● DIRECTIONS
Put each line of the records, from the first line through the one containing "row-value: 0,9 (940, 1015, 981, 1051)", inclusive, into a Markdown table with the columns Row and Line. Number the rows and leave out blank lines.

● EXERCISE DATA

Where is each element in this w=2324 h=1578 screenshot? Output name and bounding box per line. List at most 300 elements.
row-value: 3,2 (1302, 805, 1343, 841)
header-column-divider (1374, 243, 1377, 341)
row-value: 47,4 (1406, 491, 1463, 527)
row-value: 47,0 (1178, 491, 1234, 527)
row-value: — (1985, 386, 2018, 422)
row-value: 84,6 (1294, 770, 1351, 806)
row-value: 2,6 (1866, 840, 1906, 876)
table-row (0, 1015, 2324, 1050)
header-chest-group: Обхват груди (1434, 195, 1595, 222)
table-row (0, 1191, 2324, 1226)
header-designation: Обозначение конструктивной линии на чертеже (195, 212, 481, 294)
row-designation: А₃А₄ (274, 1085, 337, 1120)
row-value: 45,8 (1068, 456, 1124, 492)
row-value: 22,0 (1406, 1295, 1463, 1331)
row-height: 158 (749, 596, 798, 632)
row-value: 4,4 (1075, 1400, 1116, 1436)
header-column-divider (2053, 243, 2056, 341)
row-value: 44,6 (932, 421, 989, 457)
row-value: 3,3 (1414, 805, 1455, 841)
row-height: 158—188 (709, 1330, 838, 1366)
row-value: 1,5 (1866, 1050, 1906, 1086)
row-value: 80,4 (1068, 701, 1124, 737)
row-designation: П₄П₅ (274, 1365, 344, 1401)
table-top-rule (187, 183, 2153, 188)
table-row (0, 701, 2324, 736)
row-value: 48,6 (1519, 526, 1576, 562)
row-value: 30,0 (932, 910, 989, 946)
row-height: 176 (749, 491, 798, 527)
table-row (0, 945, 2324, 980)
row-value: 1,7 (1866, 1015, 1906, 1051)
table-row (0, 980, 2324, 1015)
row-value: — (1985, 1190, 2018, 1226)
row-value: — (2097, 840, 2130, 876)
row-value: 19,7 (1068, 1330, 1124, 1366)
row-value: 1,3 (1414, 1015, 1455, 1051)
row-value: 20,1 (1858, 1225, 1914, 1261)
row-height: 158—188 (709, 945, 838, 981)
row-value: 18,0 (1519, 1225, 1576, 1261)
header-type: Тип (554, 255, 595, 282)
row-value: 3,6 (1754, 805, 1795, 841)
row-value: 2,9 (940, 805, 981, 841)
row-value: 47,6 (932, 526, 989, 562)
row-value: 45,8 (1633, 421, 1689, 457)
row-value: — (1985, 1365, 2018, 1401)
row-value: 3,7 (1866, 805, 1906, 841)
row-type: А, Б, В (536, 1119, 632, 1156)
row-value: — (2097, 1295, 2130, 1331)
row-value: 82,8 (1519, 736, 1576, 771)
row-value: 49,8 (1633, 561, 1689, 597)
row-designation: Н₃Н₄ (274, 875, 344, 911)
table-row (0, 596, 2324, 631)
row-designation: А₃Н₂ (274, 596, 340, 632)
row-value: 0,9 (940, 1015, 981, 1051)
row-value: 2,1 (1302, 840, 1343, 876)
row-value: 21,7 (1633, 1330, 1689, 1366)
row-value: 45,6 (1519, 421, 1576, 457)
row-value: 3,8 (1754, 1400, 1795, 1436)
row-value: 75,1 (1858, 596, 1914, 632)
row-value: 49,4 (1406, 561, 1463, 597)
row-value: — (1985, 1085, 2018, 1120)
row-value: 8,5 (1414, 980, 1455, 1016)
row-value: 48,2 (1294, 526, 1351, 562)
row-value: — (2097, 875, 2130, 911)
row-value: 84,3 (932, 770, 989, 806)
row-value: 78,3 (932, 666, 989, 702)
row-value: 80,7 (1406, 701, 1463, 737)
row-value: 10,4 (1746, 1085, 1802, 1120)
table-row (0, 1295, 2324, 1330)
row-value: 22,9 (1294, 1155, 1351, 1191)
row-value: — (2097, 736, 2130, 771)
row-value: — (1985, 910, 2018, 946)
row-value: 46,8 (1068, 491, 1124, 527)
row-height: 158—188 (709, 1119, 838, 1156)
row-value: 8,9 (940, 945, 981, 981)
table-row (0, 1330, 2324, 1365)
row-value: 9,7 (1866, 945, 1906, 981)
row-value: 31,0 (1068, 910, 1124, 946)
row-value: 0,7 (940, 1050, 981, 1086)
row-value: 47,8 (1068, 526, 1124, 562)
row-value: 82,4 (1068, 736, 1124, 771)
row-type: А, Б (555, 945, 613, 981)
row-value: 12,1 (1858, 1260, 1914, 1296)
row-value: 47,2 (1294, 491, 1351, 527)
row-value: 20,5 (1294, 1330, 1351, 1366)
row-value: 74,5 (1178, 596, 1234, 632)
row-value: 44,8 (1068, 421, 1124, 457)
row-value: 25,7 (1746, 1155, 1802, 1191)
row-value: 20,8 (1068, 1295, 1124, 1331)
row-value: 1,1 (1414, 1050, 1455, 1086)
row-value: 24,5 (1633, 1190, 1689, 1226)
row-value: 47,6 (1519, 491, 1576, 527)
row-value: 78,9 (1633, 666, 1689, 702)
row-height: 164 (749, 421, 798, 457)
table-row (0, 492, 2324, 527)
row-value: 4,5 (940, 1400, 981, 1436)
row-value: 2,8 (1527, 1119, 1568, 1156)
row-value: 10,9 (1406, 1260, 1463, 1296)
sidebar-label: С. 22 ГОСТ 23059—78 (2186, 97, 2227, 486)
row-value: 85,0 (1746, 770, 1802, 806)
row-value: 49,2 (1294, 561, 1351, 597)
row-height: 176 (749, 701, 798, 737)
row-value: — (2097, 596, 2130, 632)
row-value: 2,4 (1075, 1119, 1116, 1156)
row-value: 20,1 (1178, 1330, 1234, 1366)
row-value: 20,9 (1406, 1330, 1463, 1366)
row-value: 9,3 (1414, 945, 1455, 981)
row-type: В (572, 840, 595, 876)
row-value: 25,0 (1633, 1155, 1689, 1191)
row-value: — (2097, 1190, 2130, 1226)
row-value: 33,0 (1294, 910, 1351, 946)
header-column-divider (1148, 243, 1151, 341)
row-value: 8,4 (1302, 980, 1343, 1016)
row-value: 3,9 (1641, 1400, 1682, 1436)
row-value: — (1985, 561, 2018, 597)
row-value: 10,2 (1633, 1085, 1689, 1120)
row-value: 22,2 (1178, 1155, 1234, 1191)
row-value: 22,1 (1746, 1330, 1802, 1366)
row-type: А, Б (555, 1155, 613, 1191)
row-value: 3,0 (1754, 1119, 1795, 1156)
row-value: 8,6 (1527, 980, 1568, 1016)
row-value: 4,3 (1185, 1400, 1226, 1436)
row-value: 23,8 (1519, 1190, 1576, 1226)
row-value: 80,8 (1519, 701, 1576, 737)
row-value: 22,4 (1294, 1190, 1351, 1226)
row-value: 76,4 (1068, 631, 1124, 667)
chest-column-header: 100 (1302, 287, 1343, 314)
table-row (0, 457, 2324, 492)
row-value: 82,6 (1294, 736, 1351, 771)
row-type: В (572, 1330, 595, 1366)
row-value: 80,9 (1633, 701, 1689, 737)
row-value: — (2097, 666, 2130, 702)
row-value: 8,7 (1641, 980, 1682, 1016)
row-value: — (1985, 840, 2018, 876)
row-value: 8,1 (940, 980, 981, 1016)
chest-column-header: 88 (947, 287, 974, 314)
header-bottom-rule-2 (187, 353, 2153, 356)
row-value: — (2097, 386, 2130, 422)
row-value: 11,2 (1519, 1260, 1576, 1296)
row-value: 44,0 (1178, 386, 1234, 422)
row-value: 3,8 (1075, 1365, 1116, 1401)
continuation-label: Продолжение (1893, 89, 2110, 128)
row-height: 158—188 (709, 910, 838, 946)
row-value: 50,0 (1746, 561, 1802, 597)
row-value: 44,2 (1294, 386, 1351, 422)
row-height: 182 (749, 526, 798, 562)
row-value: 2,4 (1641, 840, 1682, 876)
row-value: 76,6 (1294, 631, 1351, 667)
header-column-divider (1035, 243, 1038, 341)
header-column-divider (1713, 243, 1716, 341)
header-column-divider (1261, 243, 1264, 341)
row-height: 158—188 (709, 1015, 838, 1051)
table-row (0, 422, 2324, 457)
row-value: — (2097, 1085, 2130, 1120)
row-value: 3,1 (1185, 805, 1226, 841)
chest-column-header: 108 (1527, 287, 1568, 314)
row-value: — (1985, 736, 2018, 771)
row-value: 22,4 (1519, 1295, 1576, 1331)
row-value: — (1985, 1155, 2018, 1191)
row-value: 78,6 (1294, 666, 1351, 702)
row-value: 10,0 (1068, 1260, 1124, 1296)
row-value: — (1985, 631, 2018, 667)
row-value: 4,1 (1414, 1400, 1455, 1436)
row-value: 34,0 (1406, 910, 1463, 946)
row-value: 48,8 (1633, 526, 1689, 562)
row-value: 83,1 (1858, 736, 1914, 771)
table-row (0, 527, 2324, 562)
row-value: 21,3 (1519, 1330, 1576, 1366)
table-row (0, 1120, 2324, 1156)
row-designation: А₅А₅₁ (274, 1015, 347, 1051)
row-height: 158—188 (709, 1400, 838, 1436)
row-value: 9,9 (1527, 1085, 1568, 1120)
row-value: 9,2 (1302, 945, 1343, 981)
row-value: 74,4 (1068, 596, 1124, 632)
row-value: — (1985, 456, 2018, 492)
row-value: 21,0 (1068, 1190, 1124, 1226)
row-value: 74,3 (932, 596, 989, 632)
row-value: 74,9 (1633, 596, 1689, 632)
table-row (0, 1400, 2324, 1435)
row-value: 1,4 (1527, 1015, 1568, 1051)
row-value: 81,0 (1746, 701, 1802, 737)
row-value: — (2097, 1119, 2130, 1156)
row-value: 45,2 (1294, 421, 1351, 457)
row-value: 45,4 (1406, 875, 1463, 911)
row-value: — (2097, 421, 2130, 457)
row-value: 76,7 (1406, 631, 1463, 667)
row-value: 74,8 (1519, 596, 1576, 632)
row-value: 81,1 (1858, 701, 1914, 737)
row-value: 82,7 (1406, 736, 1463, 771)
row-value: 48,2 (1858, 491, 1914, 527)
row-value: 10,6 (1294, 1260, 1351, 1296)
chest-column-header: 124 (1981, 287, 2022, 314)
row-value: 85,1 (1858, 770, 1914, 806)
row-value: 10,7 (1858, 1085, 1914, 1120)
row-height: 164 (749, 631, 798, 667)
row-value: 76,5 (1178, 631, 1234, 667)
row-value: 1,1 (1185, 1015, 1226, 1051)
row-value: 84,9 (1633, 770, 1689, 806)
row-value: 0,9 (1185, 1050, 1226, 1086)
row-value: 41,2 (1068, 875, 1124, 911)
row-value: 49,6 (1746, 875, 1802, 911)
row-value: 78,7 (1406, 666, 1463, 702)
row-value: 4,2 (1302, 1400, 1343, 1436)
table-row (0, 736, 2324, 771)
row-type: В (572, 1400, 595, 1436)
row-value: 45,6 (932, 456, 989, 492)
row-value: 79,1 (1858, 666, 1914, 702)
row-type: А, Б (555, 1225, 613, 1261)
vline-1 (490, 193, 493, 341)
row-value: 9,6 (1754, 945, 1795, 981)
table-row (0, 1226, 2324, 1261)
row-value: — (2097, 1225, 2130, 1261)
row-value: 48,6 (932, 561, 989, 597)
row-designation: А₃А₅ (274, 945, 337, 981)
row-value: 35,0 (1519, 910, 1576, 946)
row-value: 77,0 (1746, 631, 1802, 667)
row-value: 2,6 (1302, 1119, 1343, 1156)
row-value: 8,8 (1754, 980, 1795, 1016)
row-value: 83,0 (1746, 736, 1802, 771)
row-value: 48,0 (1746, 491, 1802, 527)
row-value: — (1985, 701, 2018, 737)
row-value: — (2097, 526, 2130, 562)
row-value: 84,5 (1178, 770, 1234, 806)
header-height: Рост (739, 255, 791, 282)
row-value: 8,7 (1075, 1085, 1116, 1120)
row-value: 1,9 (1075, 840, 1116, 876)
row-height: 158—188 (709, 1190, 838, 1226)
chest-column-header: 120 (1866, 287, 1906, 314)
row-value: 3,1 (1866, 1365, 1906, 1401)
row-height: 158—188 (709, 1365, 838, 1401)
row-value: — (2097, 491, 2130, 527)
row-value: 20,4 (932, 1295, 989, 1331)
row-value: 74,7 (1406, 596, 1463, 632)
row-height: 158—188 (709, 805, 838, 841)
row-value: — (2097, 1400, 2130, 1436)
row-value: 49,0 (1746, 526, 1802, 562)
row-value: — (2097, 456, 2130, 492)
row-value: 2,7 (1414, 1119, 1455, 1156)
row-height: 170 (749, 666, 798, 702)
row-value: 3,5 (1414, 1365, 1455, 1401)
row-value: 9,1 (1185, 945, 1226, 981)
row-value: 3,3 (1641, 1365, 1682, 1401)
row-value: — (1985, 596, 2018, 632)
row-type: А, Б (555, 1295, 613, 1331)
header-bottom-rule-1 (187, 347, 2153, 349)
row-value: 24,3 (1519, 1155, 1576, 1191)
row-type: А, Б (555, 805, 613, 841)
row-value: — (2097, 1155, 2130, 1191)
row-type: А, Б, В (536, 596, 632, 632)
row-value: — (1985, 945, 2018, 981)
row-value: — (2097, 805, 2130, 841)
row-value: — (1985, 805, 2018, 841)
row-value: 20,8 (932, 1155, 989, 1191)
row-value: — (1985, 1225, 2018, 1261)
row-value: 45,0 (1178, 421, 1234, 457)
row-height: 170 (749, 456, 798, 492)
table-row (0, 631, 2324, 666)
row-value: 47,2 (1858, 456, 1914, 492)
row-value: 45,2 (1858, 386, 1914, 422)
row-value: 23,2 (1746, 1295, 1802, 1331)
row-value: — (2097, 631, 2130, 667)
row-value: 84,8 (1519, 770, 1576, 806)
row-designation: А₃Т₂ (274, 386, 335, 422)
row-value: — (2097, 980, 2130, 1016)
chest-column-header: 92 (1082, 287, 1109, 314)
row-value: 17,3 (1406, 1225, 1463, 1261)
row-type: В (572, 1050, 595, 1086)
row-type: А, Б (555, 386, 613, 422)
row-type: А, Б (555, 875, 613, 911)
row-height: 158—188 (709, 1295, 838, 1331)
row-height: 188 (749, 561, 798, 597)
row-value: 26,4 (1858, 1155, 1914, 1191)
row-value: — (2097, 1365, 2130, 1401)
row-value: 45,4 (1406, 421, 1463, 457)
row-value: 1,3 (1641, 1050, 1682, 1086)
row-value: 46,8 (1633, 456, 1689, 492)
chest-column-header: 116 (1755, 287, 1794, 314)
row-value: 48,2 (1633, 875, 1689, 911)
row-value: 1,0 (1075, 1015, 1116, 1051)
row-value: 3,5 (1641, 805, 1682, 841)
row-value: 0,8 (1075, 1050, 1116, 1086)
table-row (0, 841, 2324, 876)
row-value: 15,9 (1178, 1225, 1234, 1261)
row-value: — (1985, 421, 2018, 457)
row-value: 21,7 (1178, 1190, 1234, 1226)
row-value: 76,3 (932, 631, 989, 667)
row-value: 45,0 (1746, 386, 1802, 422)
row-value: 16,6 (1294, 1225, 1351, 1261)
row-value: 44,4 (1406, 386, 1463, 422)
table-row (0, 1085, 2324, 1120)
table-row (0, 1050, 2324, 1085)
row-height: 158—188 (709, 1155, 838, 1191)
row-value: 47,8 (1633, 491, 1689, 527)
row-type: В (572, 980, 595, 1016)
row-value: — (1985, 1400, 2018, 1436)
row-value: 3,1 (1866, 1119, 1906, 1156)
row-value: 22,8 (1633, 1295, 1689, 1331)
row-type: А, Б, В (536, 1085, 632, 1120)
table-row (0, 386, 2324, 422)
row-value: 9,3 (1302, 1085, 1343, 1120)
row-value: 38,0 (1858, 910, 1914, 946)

● SOLUTION TO THE PROBLEM
| Row | Line |
|---|---|
| 1 | Where is each element in this w=2324 h=1578 screenshot? Output name and bounding box per line. List at most 300 elements. |
| 2 | row-value: 3,2 (1302, 805, 1343, 841) |
| 3 | header-column-divider (1374, 243, 1377, 341) |
| 4 | row-value: 47,4 (1406, 491, 1463, 527) |
| 5 | row-value: 47,0 (1178, 491, 1234, 527) |
| 6 | row-value: — (1985, 386, 2018, 422) |
| 7 | row-value: 84,6 (1294, 770, 1351, 806) |
| 8 | row-value: 2,6 (1866, 840, 1906, 876) |
| 9 | table-row (0, 1015, 2324, 1050) |
| 10 | header-chest-group: Обхват груди (1434, 195, 1595, 222) |
| 11 | table-row (0, 1191, 2324, 1226) |
| 12 | header-designation: Обозначение конструктивной линии на чертеже (195, 212, 481, 294) |
| 13 | row-designation: А₃А₄ (274, 1085, 337, 1120) |
| 14 | row-value: 45,8 (1068, 456, 1124, 492) |
| 15 | row-value: 22,0 (1406, 1295, 1463, 1331) |
| 16 | row-height: 158 (749, 596, 798, 632) |
| 17 | row-value: 4,4 (1075, 1400, 1116, 1436) |
| 18 | header-column-divider (2053, 243, 2056, 341) |
| 19 | row-value: 44,6 (932, 421, 989, 457) |
| 20 | row-value: 3,3 (1414, 805, 1455, 841) |
| 21 | row-height: 158—188 (709, 1330, 838, 1366) |
| 22 | row-value: 1,5 (1866, 1050, 1906, 1086) |
| 23 | row-value: 80,4 (1068, 701, 1124, 737) |
| 24 | row-designation: П₄П₅ (274, 1365, 344, 1401) |
| 25 | table-top-rule (187, 183, 2153, 188) |
| 26 | table-row (0, 701, 2324, 736) |
| 27 | row-value: 48,6 (1519, 526, 1576, 562) |
| 28 | row-value: 30,0 (932, 910, 989, 946) |
| 29 | row-height: 176 (749, 491, 798, 527) |
| 30 | table-row (0, 945, 2324, 980) |
| 31 | row-value: 1,7 (1866, 1015, 1906, 1051) |
| 32 | table-row (0, 980, 2324, 1015) |
| 33 | row-value: — (1985, 1190, 2018, 1226) |
| 34 | row-value: — (2097, 840, 2130, 876) |
| 35 | row-value: 19,7 (1068, 1330, 1124, 1366) |
| 36 | row-value: 1,3 (1414, 1015, 1455, 1051) |
| 37 | row-value: 20,1 (1858, 1225, 1914, 1261) |
| 38 | row-height: 158—188 (709, 945, 838, 981) |
| 39 | row-value: 18,0 (1519, 1225, 1576, 1261) |
| 40 | header-type: Тип (554, 255, 595, 282) |
| 41 | row-value: 3,6 (1754, 805, 1795, 841) |
| 42 | row-value: 2,9 (940, 805, 981, 841) |
| 43 | row-value: 47,6 (932, 526, 989, 562) |
| 44 | row-value: 45,8 (1633, 421, 1689, 457) |
| 45 | row-value: — (1985, 1365, 2018, 1401) |
| 46 | row-value: 3,7 (1866, 805, 1906, 841) |
| 47 | row-type: А, Б, В (536, 1119, 632, 1156) |
| 48 | row-value: — (2097, 1295, 2130, 1331) |
| 49 | row-value: 82,8 (1519, 736, 1576, 771) |
| 50 | row-value: 49,8 (1633, 561, 1689, 597) |
| 51 | row-designation: Н₃Н₄ (274, 875, 344, 911) |
| 52 | table-row (0, 596, 2324, 631) |
| 53 | row-designation: А₃Н₂ (274, 596, 340, 632) |
| 54 | row-value: 0,9 (940, 1015, 981, 1051) |